-- Dataset excerpts --
- - - - - - -

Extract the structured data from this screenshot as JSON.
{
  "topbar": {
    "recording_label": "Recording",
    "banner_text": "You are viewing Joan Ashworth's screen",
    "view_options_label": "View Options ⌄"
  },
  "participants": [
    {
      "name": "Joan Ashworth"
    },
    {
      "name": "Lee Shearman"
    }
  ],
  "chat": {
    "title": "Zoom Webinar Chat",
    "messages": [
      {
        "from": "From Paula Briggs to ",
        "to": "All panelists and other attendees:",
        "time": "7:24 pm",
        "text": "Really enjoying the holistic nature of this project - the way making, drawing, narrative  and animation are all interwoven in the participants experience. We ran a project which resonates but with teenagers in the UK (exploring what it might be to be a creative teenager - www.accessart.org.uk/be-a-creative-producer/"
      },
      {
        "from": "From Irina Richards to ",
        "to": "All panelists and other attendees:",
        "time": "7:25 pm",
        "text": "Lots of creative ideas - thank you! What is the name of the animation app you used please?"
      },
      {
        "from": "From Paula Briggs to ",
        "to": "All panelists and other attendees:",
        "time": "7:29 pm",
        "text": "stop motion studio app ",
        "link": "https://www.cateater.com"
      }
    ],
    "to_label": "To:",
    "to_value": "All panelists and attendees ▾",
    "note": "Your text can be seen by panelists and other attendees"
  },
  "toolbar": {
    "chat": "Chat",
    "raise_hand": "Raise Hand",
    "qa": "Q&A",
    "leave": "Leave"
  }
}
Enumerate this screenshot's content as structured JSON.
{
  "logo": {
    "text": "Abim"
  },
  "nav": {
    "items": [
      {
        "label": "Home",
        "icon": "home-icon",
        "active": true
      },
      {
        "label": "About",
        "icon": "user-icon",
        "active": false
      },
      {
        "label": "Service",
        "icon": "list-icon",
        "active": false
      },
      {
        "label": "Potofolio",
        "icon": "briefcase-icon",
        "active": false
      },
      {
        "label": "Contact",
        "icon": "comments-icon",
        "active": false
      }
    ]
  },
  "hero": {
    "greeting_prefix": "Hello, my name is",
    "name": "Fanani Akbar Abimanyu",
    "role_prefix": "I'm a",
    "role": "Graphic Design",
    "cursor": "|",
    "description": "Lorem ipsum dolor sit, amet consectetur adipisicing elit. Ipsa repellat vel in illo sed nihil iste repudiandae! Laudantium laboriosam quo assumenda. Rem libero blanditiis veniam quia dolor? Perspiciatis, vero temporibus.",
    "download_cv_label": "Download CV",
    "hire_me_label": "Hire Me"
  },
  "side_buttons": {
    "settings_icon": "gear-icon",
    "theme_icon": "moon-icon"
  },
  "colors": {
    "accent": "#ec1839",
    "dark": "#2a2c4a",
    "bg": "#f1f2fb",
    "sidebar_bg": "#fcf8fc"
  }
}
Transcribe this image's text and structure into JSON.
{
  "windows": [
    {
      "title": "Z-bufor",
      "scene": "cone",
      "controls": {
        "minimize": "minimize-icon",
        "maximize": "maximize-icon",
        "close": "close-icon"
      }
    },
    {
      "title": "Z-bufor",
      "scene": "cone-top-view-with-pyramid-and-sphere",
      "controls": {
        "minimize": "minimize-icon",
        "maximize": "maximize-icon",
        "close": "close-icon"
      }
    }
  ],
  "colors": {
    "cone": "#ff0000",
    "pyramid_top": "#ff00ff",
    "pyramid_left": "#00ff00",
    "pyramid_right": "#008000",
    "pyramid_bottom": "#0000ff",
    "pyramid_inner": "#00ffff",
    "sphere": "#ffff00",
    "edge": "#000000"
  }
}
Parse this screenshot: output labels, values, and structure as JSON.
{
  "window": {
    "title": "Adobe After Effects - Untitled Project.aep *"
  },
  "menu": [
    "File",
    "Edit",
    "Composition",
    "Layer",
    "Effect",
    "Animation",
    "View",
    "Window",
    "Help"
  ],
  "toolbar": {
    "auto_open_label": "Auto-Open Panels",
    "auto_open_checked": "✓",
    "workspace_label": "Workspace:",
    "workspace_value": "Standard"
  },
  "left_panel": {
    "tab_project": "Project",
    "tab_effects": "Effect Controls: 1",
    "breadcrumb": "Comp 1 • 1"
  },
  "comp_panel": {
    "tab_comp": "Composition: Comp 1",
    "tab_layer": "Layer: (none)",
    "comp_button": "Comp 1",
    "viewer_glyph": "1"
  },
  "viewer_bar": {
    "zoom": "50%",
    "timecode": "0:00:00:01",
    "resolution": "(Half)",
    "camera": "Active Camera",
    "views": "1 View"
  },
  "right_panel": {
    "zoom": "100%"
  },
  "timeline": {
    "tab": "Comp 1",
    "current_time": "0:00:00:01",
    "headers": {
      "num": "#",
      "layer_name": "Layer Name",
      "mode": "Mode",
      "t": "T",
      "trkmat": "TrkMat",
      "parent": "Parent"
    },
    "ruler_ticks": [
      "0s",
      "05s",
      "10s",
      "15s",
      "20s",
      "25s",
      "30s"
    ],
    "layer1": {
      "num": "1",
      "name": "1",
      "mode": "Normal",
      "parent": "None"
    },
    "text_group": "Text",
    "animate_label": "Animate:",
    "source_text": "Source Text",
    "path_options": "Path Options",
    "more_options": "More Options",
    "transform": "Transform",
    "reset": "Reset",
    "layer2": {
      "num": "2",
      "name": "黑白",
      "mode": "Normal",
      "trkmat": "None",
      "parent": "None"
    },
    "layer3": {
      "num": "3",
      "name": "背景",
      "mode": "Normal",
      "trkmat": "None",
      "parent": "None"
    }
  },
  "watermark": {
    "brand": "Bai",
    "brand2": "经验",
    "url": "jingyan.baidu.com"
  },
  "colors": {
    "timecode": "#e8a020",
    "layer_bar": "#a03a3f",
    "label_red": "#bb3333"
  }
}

- - - - - - -

-- TO DO --
Gather up the lines containing the word "structured" from these records and copy them.

-- RESPONSE BELOW --
Extract the structured data from this screenshot as JSON.
Enumerate this screenshot's content as structured JSON.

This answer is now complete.